*Stated task*.
Repeat every line below exactly, word for word.

*Dataset entries*.
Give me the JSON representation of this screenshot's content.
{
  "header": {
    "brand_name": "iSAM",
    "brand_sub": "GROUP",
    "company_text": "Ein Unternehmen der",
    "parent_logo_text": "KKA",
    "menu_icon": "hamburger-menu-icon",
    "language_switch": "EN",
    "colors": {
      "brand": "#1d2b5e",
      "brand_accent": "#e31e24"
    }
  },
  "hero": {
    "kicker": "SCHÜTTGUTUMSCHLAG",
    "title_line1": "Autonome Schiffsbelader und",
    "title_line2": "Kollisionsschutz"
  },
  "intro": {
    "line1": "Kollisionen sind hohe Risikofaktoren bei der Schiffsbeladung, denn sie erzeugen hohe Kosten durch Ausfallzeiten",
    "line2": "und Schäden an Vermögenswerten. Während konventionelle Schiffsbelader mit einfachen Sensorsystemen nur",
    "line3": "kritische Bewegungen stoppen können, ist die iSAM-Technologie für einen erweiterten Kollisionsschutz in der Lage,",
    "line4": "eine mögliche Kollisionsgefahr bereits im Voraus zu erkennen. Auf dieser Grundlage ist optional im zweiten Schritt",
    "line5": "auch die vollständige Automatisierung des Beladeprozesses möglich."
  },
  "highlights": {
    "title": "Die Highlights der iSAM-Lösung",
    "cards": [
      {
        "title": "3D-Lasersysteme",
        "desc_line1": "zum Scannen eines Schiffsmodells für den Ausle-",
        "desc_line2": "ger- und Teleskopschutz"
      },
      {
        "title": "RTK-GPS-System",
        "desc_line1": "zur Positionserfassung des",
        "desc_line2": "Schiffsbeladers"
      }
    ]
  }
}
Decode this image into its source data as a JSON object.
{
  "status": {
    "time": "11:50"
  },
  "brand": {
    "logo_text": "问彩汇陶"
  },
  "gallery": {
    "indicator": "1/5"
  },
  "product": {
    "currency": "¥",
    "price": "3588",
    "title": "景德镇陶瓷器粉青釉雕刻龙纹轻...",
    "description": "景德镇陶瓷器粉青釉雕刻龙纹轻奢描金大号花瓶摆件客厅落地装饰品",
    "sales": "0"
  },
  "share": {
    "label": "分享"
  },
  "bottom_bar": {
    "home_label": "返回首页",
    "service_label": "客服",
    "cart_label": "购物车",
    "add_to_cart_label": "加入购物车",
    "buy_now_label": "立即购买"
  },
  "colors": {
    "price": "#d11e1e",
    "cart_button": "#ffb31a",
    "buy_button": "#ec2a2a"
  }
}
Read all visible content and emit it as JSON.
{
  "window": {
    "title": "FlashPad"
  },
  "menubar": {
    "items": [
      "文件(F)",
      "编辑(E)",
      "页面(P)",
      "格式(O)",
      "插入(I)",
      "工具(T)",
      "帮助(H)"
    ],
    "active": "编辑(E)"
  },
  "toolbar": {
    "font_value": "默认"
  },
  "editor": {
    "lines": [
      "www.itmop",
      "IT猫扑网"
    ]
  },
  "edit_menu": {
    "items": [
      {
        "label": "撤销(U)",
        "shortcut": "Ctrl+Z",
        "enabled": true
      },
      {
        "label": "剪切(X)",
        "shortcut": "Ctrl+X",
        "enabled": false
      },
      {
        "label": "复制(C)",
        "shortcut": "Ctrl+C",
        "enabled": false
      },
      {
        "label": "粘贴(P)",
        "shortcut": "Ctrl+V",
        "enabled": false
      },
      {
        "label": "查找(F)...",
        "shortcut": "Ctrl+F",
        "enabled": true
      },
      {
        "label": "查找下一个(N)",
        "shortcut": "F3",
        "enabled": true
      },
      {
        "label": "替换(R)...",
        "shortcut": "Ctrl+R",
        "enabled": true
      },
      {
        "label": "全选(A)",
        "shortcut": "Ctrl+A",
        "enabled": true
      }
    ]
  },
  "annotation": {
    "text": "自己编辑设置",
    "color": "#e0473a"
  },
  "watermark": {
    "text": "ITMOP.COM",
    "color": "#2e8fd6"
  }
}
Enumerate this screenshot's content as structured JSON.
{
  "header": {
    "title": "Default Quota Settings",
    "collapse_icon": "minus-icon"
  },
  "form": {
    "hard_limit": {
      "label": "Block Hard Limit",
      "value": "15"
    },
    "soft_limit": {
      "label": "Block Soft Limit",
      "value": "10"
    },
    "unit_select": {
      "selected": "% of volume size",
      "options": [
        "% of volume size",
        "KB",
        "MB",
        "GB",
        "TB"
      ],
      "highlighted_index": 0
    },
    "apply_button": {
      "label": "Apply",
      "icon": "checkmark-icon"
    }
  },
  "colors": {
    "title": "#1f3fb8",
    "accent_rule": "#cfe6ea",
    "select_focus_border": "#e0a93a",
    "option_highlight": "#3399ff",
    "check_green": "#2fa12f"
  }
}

*Reply*.
Give me the JSON representation of this screenshot's content.
{
  "header": {
    "brand_name": "iSAM",
    "brand_sub": "GROUP",
    "company_text": "Ein Unternehmen der",
    "parent_logo_text": "KKA",
    "menu_icon": "hamburger-menu-icon",
    "language_switch": "EN",
    "colors": {
      "brand": "#1d2b5e",
      "brand_accent": "#e31e24"
    }
  },
  "hero": {
    "kicker": "SCHÜTTGUTUMSCHLAG",
    "title_line1": "Autonome Schiffsbelader und",
    "title_line2": "Kollisionsschutz"
  },
  "intro": {
    "line1": "Kollisionen sind hohe Risikofaktoren bei der Schiffsbeladung, denn sie erzeugen hohe Kosten durch Ausfallzeiten",
    "line2": "und Schäden an Vermögenswerten. Während konventionelle Schiffsbelader mit einfachen Sensorsystemen nur",
    "line3": "kritische Bewegungen stoppen können, ist die iSAM-Technologie für einen erweiterten Kollisionsschutz in der Lage,",
    "line4": "eine mögliche Kollisionsgefahr bereits im Voraus zu erkennen. Auf dieser Grundlage ist optional im zweiten Schritt",
    "line5": "auch die vollständige Automatisierung des Beladeprozesses möglich."
  },
  "highlights": {
    "title": "Die Highlights der iSAM-Lösung",
    "cards": [
      {
        "title": "3D-Lasersysteme",
        "desc_line1": "zum Scannen eines Schiffsmodells für den Ausle-",
        "desc_line2": "ger- und Teleskopschutz"
      },
      {
        "title": "RTK-GPS-System",
        "desc_line1": "zur Positionserfassung des",
        "desc_line2": "Schiffsbeladers"
      }
    ]
  }
}
Decode this image into its source data as a JSON object.
{
  "status": {
    "time": "11:50"
  },
  "brand": {
    "logo_text": "问彩汇陶"
  },
  "gallery": {
    "indicator": "1/5"
  },
  "product": {
    "currency": "¥",
    "price": "3588",
    "title": "景德镇陶瓷器粉青釉雕刻龙纹轻...",
    "description": "景德镇陶瓷器粉青釉雕刻龙纹轻奢描金大号花瓶摆件客厅落地装饰品",
    "sales": "0"
  },
  "share": {
    "label": "分享"
  },
  "bottom_bar": {
    "home_label": "返回首页",
    "service_label": "客服",
    "cart_label": "购物车",
    "add_to_cart_label": "加入购物车",
    "buy_now_label": "立即购买"
  },
  "colors": {
    "price": "#d11e1e",
    "cart_button": "#ffb31a",
    "buy_button": "#ec2a2a"
  }
}
Read all visible content and emit it as JSON.
{
  "window": {
    "title": "FlashPad"
  },
  "menubar": {
    "items": [
      "文件(F)",
      "编辑(E)",
      "页面(P)",
      "格式(O)",
      "插入(I)",
      "工具(T)",
      "帮助(H)"
    ],
    "active": "编辑(E)"
  },
  "toolbar": {
    "font_value": "默认"
  },
  "editor": {
    "lines": [
      "www.itmop",
      "IT猫扑网"
    ]
  },
  "edit_menu": {
    "items": [
      {
        "label": "撤销(U)",
        "shortcut": "Ctrl+Z",
        "enabled": true
      },
      {
        "label": "剪切(X)",
        "shortcut": "Ctrl+X",
        "enabled": false
      },
      {
        "label": "复制(C)",
        "shortcut": "Ctrl+C",
        "enabled": false
      },
      {
        "label": "粘贴(P)",
        "shortcut": "Ctrl+V",
        "enabled": false
      },
      {
        "label": "查找(F)...",
        "shortcut": "Ctrl+F",
        "enabled": true
      },
      {
        "label": "查找下一个(N)",
        "shortcut": "F3",
        "enabled": true
      },
      {
        "label": "替换(R)...",
        "shortcut": "Ctrl+R",
        "enabled": true
      },
      {
        "label": "全选(A)",
        "shortcut": "Ctrl+A",
        "enabled": true
      }
    ]
  },
  "annotation": {
    "text": "自己编辑设置",
    "color": "#e0473a"
  },
  "watermark": {
    "text": "ITMOP.COM",
    "color": "#2e8fd6"
  }
}
Enumerate this screenshot's content as structured JSON.
{
  "header": {
    "title": "Default Quota Settings",
    "collapse_icon": "minus-icon"
  },
  "form": {
    "hard_limit": {
      "label": "Block Hard Limit",
      "value": "15"
    },
    "soft_limit": {
      "label": "Block Soft Limit",
      "value": "10"
    },
    "unit_select": {
      "selected": "% of volume size",
      "options": [
        "% of volume size",
        "KB",
        "MB",
        "GB",
        "TB"
      ],
      "highlighted_index": 0
    },
    "apply_button": {
      "label": "Apply",
      "icon": "checkmark-icon"
    }
  },
  "colors": {
    "title": "#1f3fb8",
    "accent_rule": "#cfe6ea",
    "select_focus_border": "#e0a93a",
    "option_highlight": "#3399ff",
    "check_green": "#2fa12f"
  }
}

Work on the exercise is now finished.